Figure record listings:
+ + +

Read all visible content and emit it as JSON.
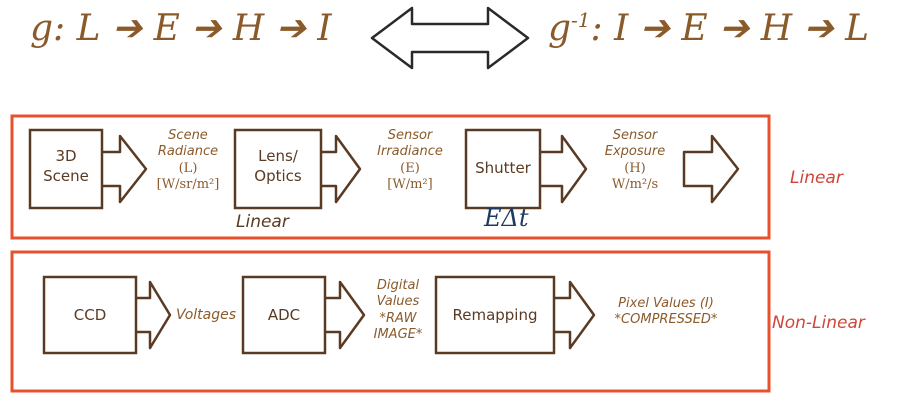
{
  "equations": {
    "forward": "g: L ➔ E ➔ H ➔ I",
    "inverse_prefix": "g",
    "inverse_sup": "-1",
    "inverse_rest": ": I ➔ E ➔ H ➔ L"
  },
  "linear_row": {
    "label": "Linear",
    "boxes": [
      {
        "line1": "3D",
        "line2": "Scene"
      },
      {
        "line1": "Lens/",
        "line2": "Optics"
      },
      {
        "line1": "Shutter",
        "line2": ""
      }
    ],
    "scene_radiance": {
      "l1": "Scene",
      "l2": "Radiance",
      "l3": "(L)",
      "l4": "[W/sr/m²]"
    },
    "sensor_irradiance": {
      "l1": "Sensor",
      "l2": "Irradiance",
      "l3": "(E)",
      "l4": "[W/m²]"
    },
    "sensor_exposure": {
      "l1": "Sensor",
      "l2": "Exposure",
      "l3": "(H)",
      "l4": "W/m²/s"
    },
    "lens_note": "Linear",
    "shutter_note": "EΔt"
  },
  "nonlinear_row": {
    "label": "Non-Linear",
    "boxes": [
      {
        "line1": "CCD"
      },
      {
        "line1": "ADC"
      },
      {
        "line1": "Remapping"
      }
    ],
    "voltages": "Voltages",
    "digital_values": {
      "l1": "Digital",
      "l2": "Values",
      "l3": "*RAW",
      "l4": "IMAGE*"
    },
    "pixel_values": {
      "l1": "Pixel Values (I)",
      "l2": "*COMPRESSED*"
    }
  },
  "colors": {
    "text_brown": "#8a5a2b",
    "box_stroke": "#5a3a22",
    "frame_red": "#e8502e",
    "label_red": "#d0463a",
    "delta_blue": "#1f3a5f"
  }
}
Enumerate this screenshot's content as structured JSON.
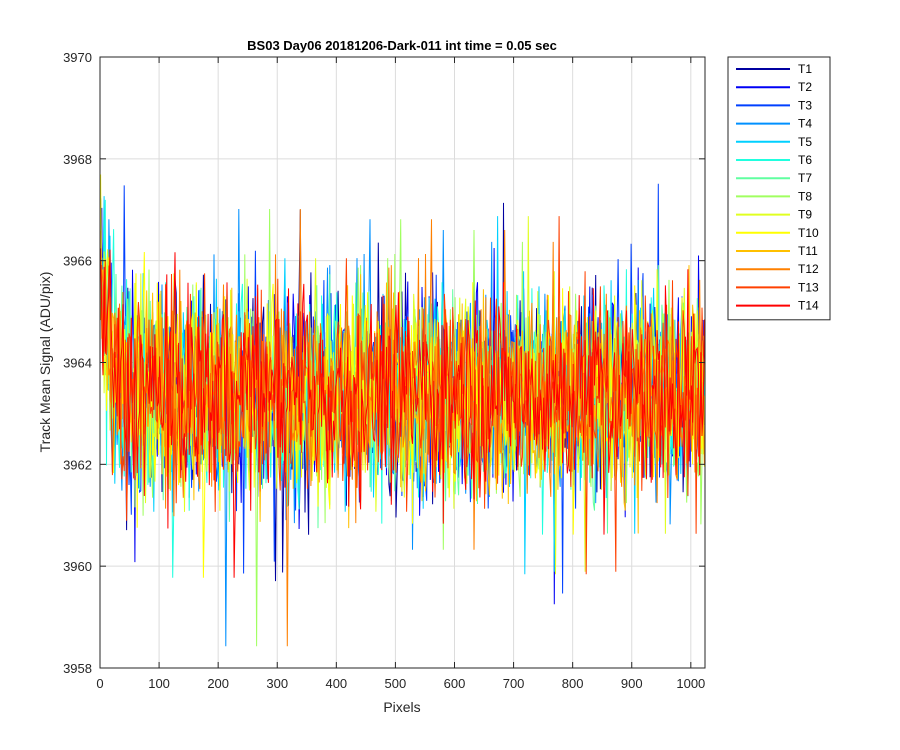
{
  "chart_data": {
    "type": "line",
    "title": "BS03 Day06 20181206-Dark-011 int time = 0.05 sec",
    "xlabel": "Pixels",
    "ylabel": "Track Mean Signal (ADU/pix)",
    "xlim": [
      0,
      1024
    ],
    "ylim": [
      3958,
      3970
    ],
    "xticks": [
      0,
      100,
      200,
      300,
      400,
      500,
      600,
      700,
      800,
      900,
      1000
    ],
    "yticks": [
      3958,
      3960,
      3962,
      3964,
      3966,
      3968,
      3970
    ],
    "grid": true,
    "legend_position": "outside-right-top",
    "baseline_mean": 3963.4,
    "noise_half_width": 1.6,
    "start_value": 3966.5,
    "series": [
      {
        "name": "T1",
        "color": "#0000a0"
      },
      {
        "name": "T2",
        "color": "#0000f5"
      },
      {
        "name": "T3",
        "color": "#0040ff"
      },
      {
        "name": "T4",
        "color": "#0090ff"
      },
      {
        "name": "T5",
        "color": "#00d0ff"
      },
      {
        "name": "T6",
        "color": "#20ffdf"
      },
      {
        "name": "T7",
        "color": "#60ffa0"
      },
      {
        "name": "T8",
        "color": "#a0ff60"
      },
      {
        "name": "T9",
        "color": "#e0ff20"
      },
      {
        "name": "T10",
        "color": "#ffff00"
      },
      {
        "name": "T11",
        "color": "#ffc000"
      },
      {
        "name": "T12",
        "color": "#ff8000"
      },
      {
        "name": "T13",
        "color": "#ff4000"
      },
      {
        "name": "T14",
        "color": "#ff0000"
      }
    ]
  }
}
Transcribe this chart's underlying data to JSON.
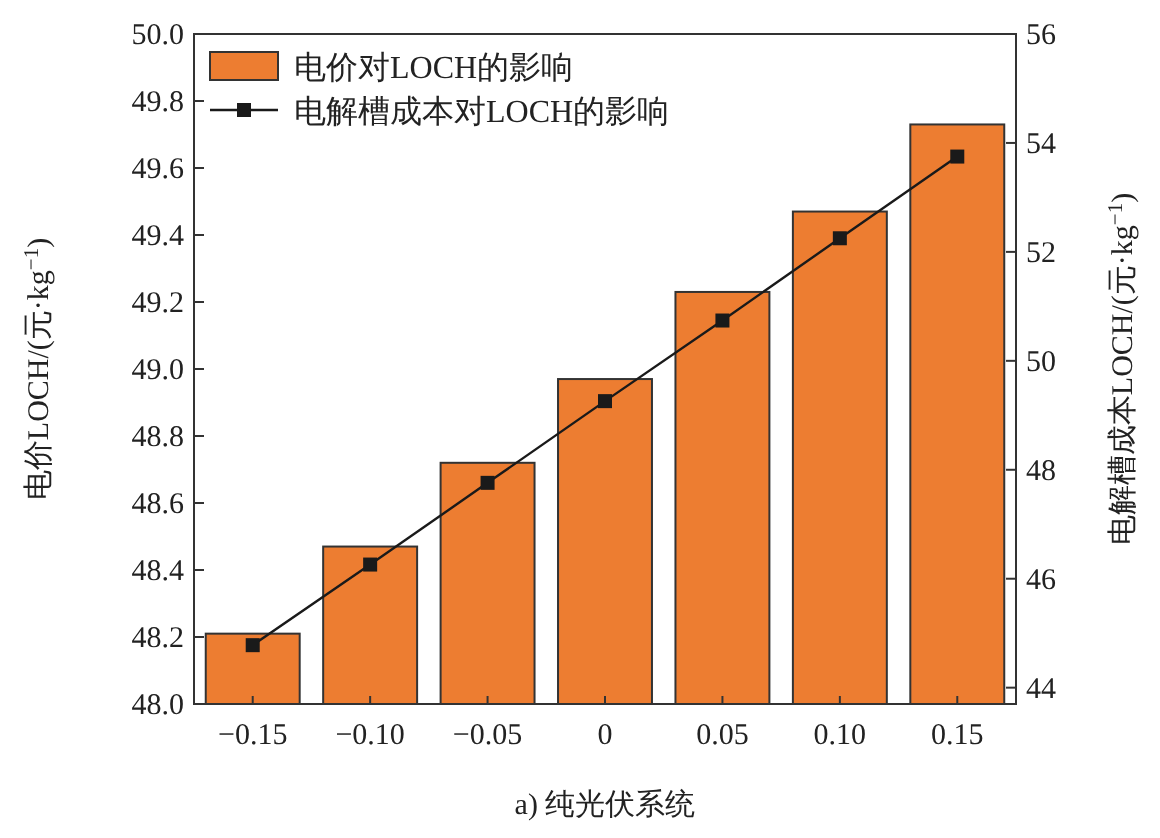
{
  "chart_data": {
    "type": "bar",
    "title": "a) 纯光伏系统",
    "ylabel": "电价LOCH/(元·kg$^{−1}$)",
    "y2label": "电解槽成本LOCH/(元·kg$^{−1}$)",
    "categories": [
      "−0.15",
      "−0.10",
      "−0.05",
      "0",
      "0.05",
      "0.10",
      "0.15"
    ],
    "series": [
      {
        "name": "电价对LOCH的影响",
        "color": "#ed7d31",
        "values": [
          48.21,
          48.47,
          48.72,
          48.97,
          49.23,
          49.47,
          49.73
        ]
      },
      {
        "name": "电解槽成本对LOCH的影响",
        "type": "line",
        "axis": "y2",
        "color": "#1a1a1a",
        "marker": "square",
        "values": [
          44.78,
          46.26,
          47.76,
          49.26,
          50.74,
          52.25,
          53.75
        ]
      }
    ],
    "ylim": [
      48,
      50
    ],
    "yticks": [
      {
        "value": 48,
        "label": "48.0"
      },
      {
        "value": 48.2,
        "label": "48.2"
      },
      {
        "value": 48.4,
        "label": "48.4"
      },
      {
        "value": 48.6,
        "label": "48.6"
      },
      {
        "value": 48.8,
        "label": "48.8"
      },
      {
        "value": 49,
        "label": "49.0"
      },
      {
        "value": 49.2,
        "label": "49.2"
      },
      {
        "value": 49.4,
        "label": "49.4"
      },
      {
        "value": 49.6,
        "label": "49.6"
      },
      {
        "value": 49.8,
        "label": "49.8"
      },
      {
        "value": 50,
        "label": "50.0"
      }
    ],
    "y2lim": [
      43.7,
      56
    ],
    "y2ticks": [
      44,
      46,
      48,
      50,
      52,
      54,
      56
    ],
    "legend": "top left",
    "grid": false
  }
}
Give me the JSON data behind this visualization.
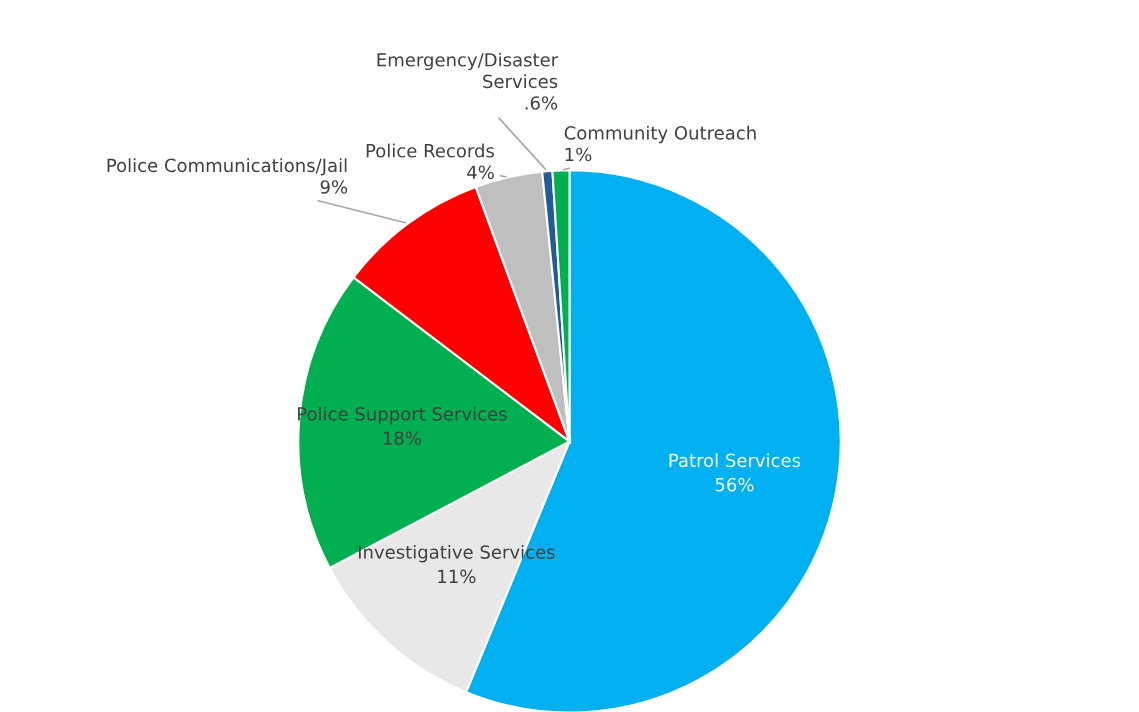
{
  "chart_data": {
    "type": "pie",
    "categories": [
      "Patrol Services",
      "Investigative Services",
      "Police Support Services",
      "Police Communications/Jail",
      "Police Records",
      "Emergency/Disaster\nServices",
      "Community Outreach"
    ],
    "values": [
      56,
      11,
      18,
      9,
      4,
      0.6,
      1
    ],
    "value_labels": [
      "56%",
      "11%",
      "18%",
      "9%",
      "4%",
      ".6%",
      "1%"
    ],
    "colors": [
      "#00b0f0",
      "#e8e8e8",
      "#00b050",
      "#ff0000",
      "#bfbfbf",
      "#1f5c99",
      "#00b050"
    ],
    "legend": false
  }
}
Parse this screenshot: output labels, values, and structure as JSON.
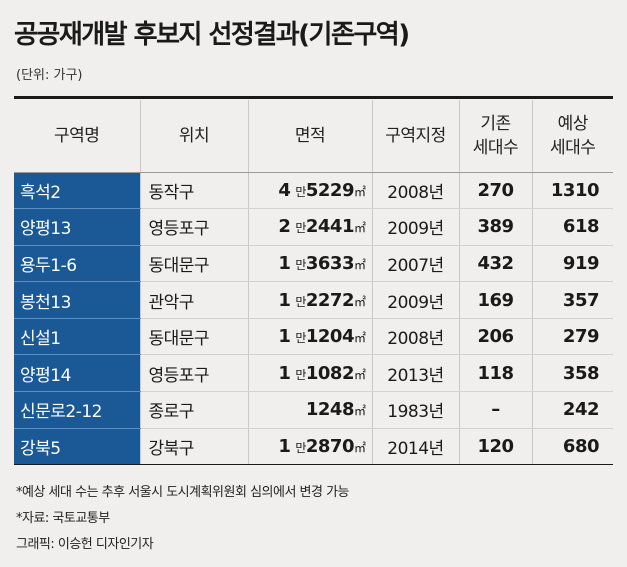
{
  "title": "공공재개발 후보지 선정결과(기존구역)",
  "unit": "(단위: 가구)",
  "columns": {
    "name": "구역명",
    "location": "위치",
    "area": "면적",
    "designated": "구역지정",
    "existing_line1": "기존",
    "existing_line2": "세대수",
    "expected_line1": "예상",
    "expected_line2": "세대수"
  },
  "labels": {
    "man": "만",
    "sqm": "㎡"
  },
  "rows": [
    {
      "name": "흑석2",
      "location": "동작구",
      "area_man": "4",
      "area_rest": "5229",
      "designated": "2008년",
      "existing": "270",
      "expected": "1310"
    },
    {
      "name": "양평13",
      "location": "영등포구",
      "area_man": "2",
      "area_rest": "2441",
      "designated": "2009년",
      "existing": "389",
      "expected": "618"
    },
    {
      "name": "용두1-6",
      "location": "동대문구",
      "area_man": "1",
      "area_rest": "3633",
      "designated": "2007년",
      "existing": "432",
      "expected": "919"
    },
    {
      "name": "봉천13",
      "location": "관악구",
      "area_man": "1",
      "area_rest": "2272",
      "designated": "2009년",
      "existing": "169",
      "expected": "357"
    },
    {
      "name": "신설1",
      "location": "동대문구",
      "area_man": "1",
      "area_rest": "1204",
      "designated": "2008년",
      "existing": "206",
      "expected": "279"
    },
    {
      "name": "양평14",
      "location": "영등포구",
      "area_man": "1",
      "area_rest": "1082",
      "designated": "2013년",
      "existing": "118",
      "expected": "358"
    },
    {
      "name": "신문로2-12",
      "location": "종로구",
      "area_man": "",
      "area_rest": "1248",
      "designated": "1983년",
      "existing": "–",
      "expected": "242"
    },
    {
      "name": "강북5",
      "location": "강북구",
      "area_man": "1",
      "area_rest": "2870",
      "designated": "2014년",
      "existing": "120",
      "expected": "680"
    }
  ],
  "notes": [
    "*예상 세대 수는 추후 서울시 도시계획위원회 심의에서 변경 가능",
    "*자료: 국토교통부",
    "그래픽: 이승헌 디자인기자"
  ],
  "colors": {
    "accent": "#1a5896",
    "background": "#f0efed"
  }
}
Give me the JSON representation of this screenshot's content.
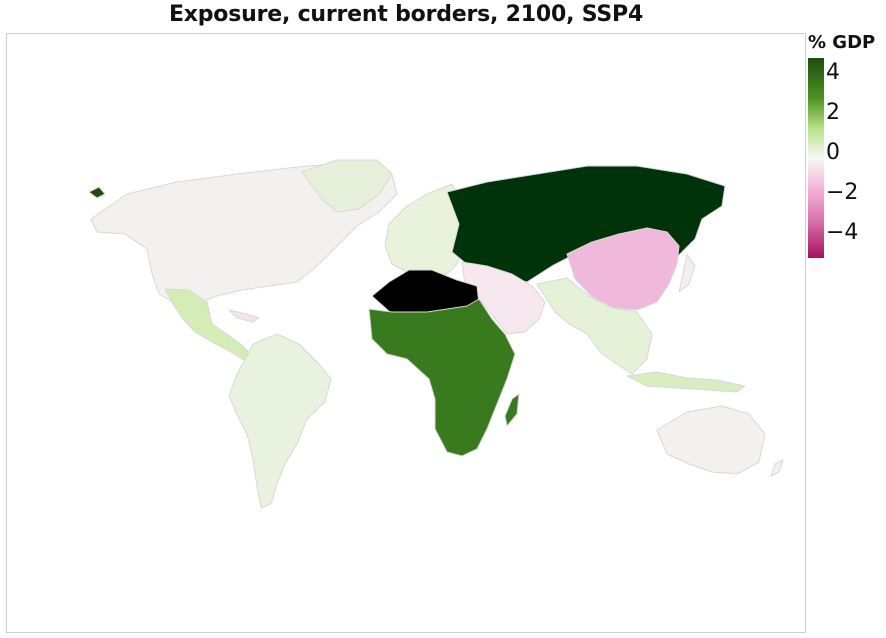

+ + +

> [WHAT IS EXPECTED]:
Return every line in the listing that contains the word "Give".

> [RESULT OF THIS TASK]:
Give me the JSON data behind this visualization.
Give me the JSON representation of this screenshot's content.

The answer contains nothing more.